Aim:
Repeat each line of the material below exactly as it appears, minus any pictures.

Supplied material:
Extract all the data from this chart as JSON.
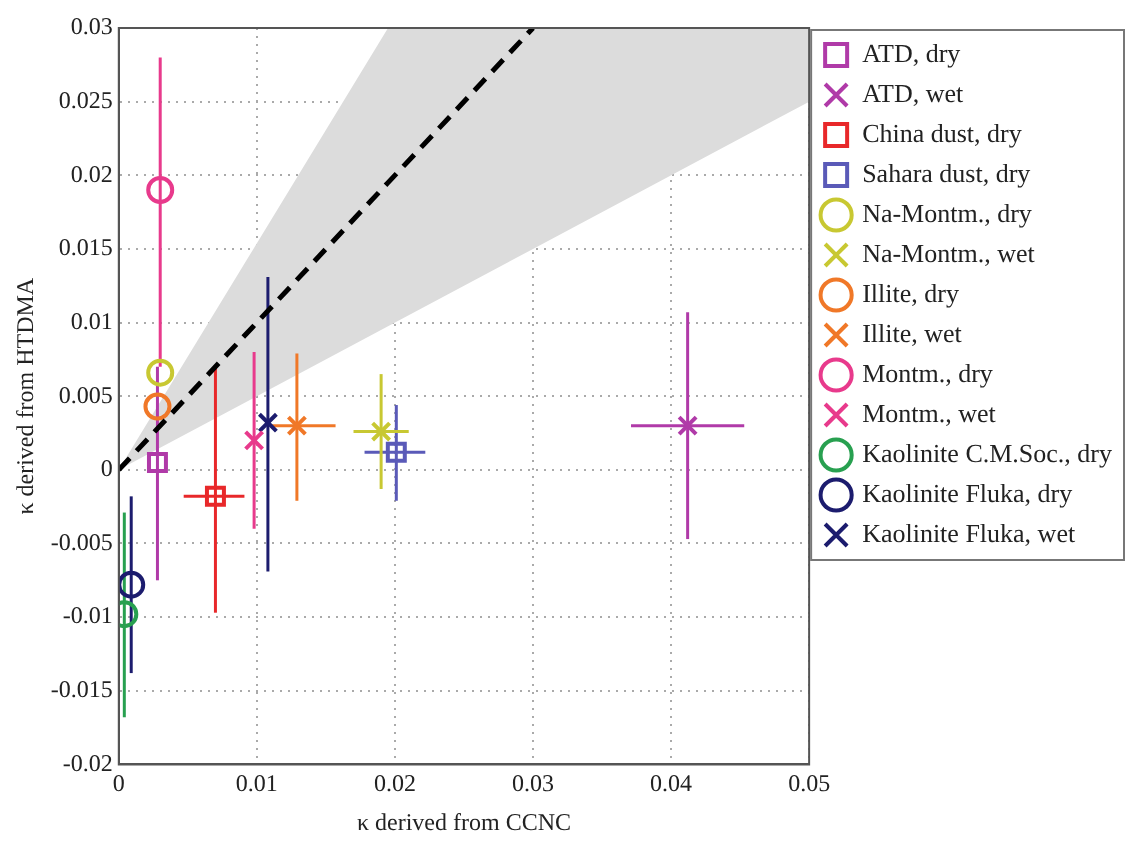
{
  "chart_data": {
    "type": "scatter",
    "xlabel": "κ derived from CCNC",
    "ylabel": "κ derived from HTDMA",
    "xlim": [
      0,
      0.05
    ],
    "xticks": [
      0,
      0.01,
      0.02,
      0.03,
      0.04,
      0.05
    ],
    "ylim": [
      -0.02,
      0.03
    ],
    "yticks": [
      -0.02,
      -0.015,
      -0.01,
      -0.005,
      0,
      0.005,
      0.01,
      0.015,
      0.02,
      0.025,
      0.03
    ],
    "grid": true,
    "legend": "right",
    "line_style": "dashed",
    "series": [
      {
        "type": "line",
        "color": "#000000",
        "marker": "none",
        "x": [
          0,
          0.0195,
          0.03,
          0.05
        ],
        "values": [
          0,
          0.0195,
          0.03,
          null
        ],
        "lower": [
          0,
          0.00975,
          0.015,
          0.025
        ],
        "upper": [
          0,
          0.03,
          0.03,
          0.03
        ]
      },
      {
        "name": "ATD, dry",
        "color": "#b03aa8",
        "marker": "square",
        "x": [
          0.0028
        ],
        "values": [
          0.0005
        ],
        "errors": [
          [
            -0.0075,
            0.007
          ]
        ]
      },
      {
        "name": "ATD, wet",
        "color": "#b03aa8",
        "marker": "cross",
        "x": [
          0.0412
        ],
        "values": [
          0.003
        ],
        "errors": [
          [
            -0.0047,
            0.0107
          ]
        ],
        "xerrors": [
          [
            0.0371,
            0.0453
          ]
        ]
      },
      {
        "name": "China dust, dry",
        "color": "#e8282a",
        "marker": "square",
        "x": [
          0.007
        ],
        "values": [
          -0.0018
        ],
        "errors": [
          [
            -0.0097,
            0.0071
          ]
        ],
        "xerrors": [
          [
            0.0047,
            0.0091
          ]
        ]
      },
      {
        "name": "Sahara dust, dry",
        "color": "#5a5ab8",
        "marker": "square",
        "x": [
          0.0201
        ],
        "values": [
          0.0012
        ],
        "errors": [
          [
            -0.0021,
            0.0044
          ]
        ],
        "xerrors": [
          [
            0.0178,
            0.0222
          ]
        ]
      },
      {
        "name": "Na-Montm., dry",
        "color": "#c8c832",
        "marker": "circle",
        "x": [
          0.003
        ],
        "values": [
          0.0066
        ]
      },
      {
        "name": "Na-Montm., wet",
        "color": "#c8c832",
        "marker": "cross",
        "x": [
          0.019
        ],
        "values": [
          0.0026
        ],
        "errors": [
          [
            -0.0013,
            0.0065
          ]
        ],
        "xerrors": [
          [
            0.017,
            0.021
          ]
        ]
      },
      {
        "name": "Illite, dry",
        "color": "#f07828",
        "marker": "circle",
        "x": [
          0.0028
        ],
        "values": [
          0.0043
        ]
      },
      {
        "name": "Illite, wet",
        "color": "#f07828",
        "marker": "cross",
        "x": [
          0.0129
        ],
        "values": [
          0.003
        ],
        "errors": [
          [
            -0.0021,
            0.0079
          ]
        ],
        "xerrors": [
          [
            0.0111,
            0.0157
          ]
        ]
      },
      {
        "name": "Montm., dry",
        "color": "#e83a8c",
        "marker": "circle",
        "x": [
          0.003
        ],
        "values": [
          0.019
        ],
        "errors": [
          [
            0.007,
            0.028
          ]
        ]
      },
      {
        "name": "Montm., wet",
        "color": "#e83a8c",
        "marker": "cross",
        "x": [
          0.0098
        ],
        "values": [
          0.002
        ],
        "errors": [
          [
            -0.004,
            0.008
          ]
        ]
      },
      {
        "name": "Kaolinite C.M.Soc., dry",
        "color": "#28a050",
        "marker": "circle",
        "x": [
          0.0004
        ],
        "values": [
          -0.0098
        ],
        "errors": [
          [
            -0.0168,
            -0.0029
          ]
        ]
      },
      {
        "name": "Kaolinite Fluka, dry",
        "color": "#1c1c6e",
        "marker": "circle",
        "x": [
          0.0009
        ],
        "values": [
          -0.0078
        ],
        "errors": [
          [
            -0.0138,
            -0.0018
          ]
        ]
      },
      {
        "name": "Kaolinite Fluka, wet",
        "color": "#1c1c6e",
        "marker": "cross",
        "x": [
          0.0108
        ],
        "values": [
          0.0032
        ],
        "errors": [
          [
            -0.0069,
            0.0131
          ]
        ]
      }
    ]
  }
}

Answer to this task:
Extract all the data from this chart as JSON.
{
  "chart_data": {
    "type": "scatter",
    "xlabel": "κ derived from CCNC",
    "ylabel": "κ derived from HTDMA",
    "xlim": [
      0,
      0.05
    ],
    "xticks": [
      0,
      0.01,
      0.02,
      0.03,
      0.04,
      0.05
    ],
    "ylim": [
      -0.02,
      0.03
    ],
    "yticks": [
      -0.02,
      -0.015,
      -0.01,
      -0.005,
      0,
      0.005,
      0.01,
      0.015,
      0.02,
      0.025,
      0.03
    ],
    "grid": true,
    "legend": "right",
    "line_style": "dashed",
    "series": [
      {
        "type": "line",
        "color": "#000000",
        "marker": "none",
        "x": [
          0,
          0.0195,
          0.03,
          0.05
        ],
        "values": [
          0,
          0.0195,
          0.03,
          null
        ],
        "lower": [
          0,
          0.00975,
          0.015,
          0.025
        ],
        "upper": [
          0,
          0.03,
          0.03,
          0.03
        ]
      },
      {
        "name": "ATD, dry",
        "color": "#b03aa8",
        "marker": "square",
        "x": [
          0.0028
        ],
        "values": [
          0.0005
        ],
        "errors": [
          [
            -0.0075,
            0.007
          ]
        ]
      },
      {
        "name": "ATD, wet",
        "color": "#b03aa8",
        "marker": "cross",
        "x": [
          0.0412
        ],
        "values": [
          0.003
        ],
        "errors": [
          [
            -0.0047,
            0.0107
          ]
        ],
        "xerrors": [
          [
            0.0371,
            0.0453
          ]
        ]
      },
      {
        "name": "China dust, dry",
        "color": "#e8282a",
        "marker": "square",
        "x": [
          0.007
        ],
        "values": [
          -0.0018
        ],
        "errors": [
          [
            -0.0097,
            0.0071
          ]
        ],
        "xerrors": [
          [
            0.0047,
            0.0091
          ]
        ]
      },
      {
        "name": "Sahara dust, dry",
        "color": "#5a5ab8",
        "marker": "square",
        "x": [
          0.0201
        ],
        "values": [
          0.0012
        ],
        "errors": [
          [
            -0.0021,
            0.0044
          ]
        ],
        "xerrors": [
          [
            0.0178,
            0.0222
          ]
        ]
      },
      {
        "name": "Na-Montm., dry",
        "color": "#c8c832",
        "marker": "circle",
        "x": [
          0.003
        ],
        "values": [
          0.0066
        ]
      },
      {
        "name": "Na-Montm., wet",
        "color": "#c8c832",
        "marker": "cross",
        "x": [
          0.019
        ],
        "values": [
          0.0026
        ],
        "errors": [
          [
            -0.0013,
            0.0065
          ]
        ],
        "xerrors": [
          [
            0.017,
            0.021
          ]
        ]
      },
      {
        "name": "Illite, dry",
        "color": "#f07828",
        "marker": "circle",
        "x": [
          0.0028
        ],
        "values": [
          0.0043
        ]
      },
      {
        "name": "Illite, wet",
        "color": "#f07828",
        "marker": "cross",
        "x": [
          0.0129
        ],
        "values": [
          0.003
        ],
        "errors": [
          [
            -0.0021,
            0.0079
          ]
        ],
        "xerrors": [
          [
            0.0111,
            0.0157
          ]
        ]
      },
      {
        "name": "Montm., dry",
        "color": "#e83a8c",
        "marker": "circle",
        "x": [
          0.003
        ],
        "values": [
          0.019
        ],
        "errors": [
          [
            0.007,
            0.028
          ]
        ]
      },
      {
        "name": "Montm., wet",
        "color": "#e83a8c",
        "marker": "cross",
        "x": [
          0.0098
        ],
        "values": [
          0.002
        ],
        "errors": [
          [
            -0.004,
            0.008
          ]
        ]
      },
      {
        "name": "Kaolinite C.M.Soc., dry",
        "color": "#28a050",
        "marker": "circle",
        "x": [
          0.0004
        ],
        "values": [
          -0.0098
        ],
        "errors": [
          [
            -0.0168,
            -0.0029
          ]
        ]
      },
      {
        "name": "Kaolinite Fluka, dry",
        "color": "#1c1c6e",
        "marker": "circle",
        "x": [
          0.0009
        ],
        "values": [
          -0.0078
        ],
        "errors": [
          [
            -0.0138,
            -0.0018
          ]
        ]
      },
      {
        "name": "Kaolinite Fluka, wet",
        "color": "#1c1c6e",
        "marker": "cross",
        "x": [
          0.0108
        ],
        "values": [
          0.0032
        ],
        "errors": [
          [
            -0.0069,
            0.0131
          ]
        ]
      }
    ]
  }
}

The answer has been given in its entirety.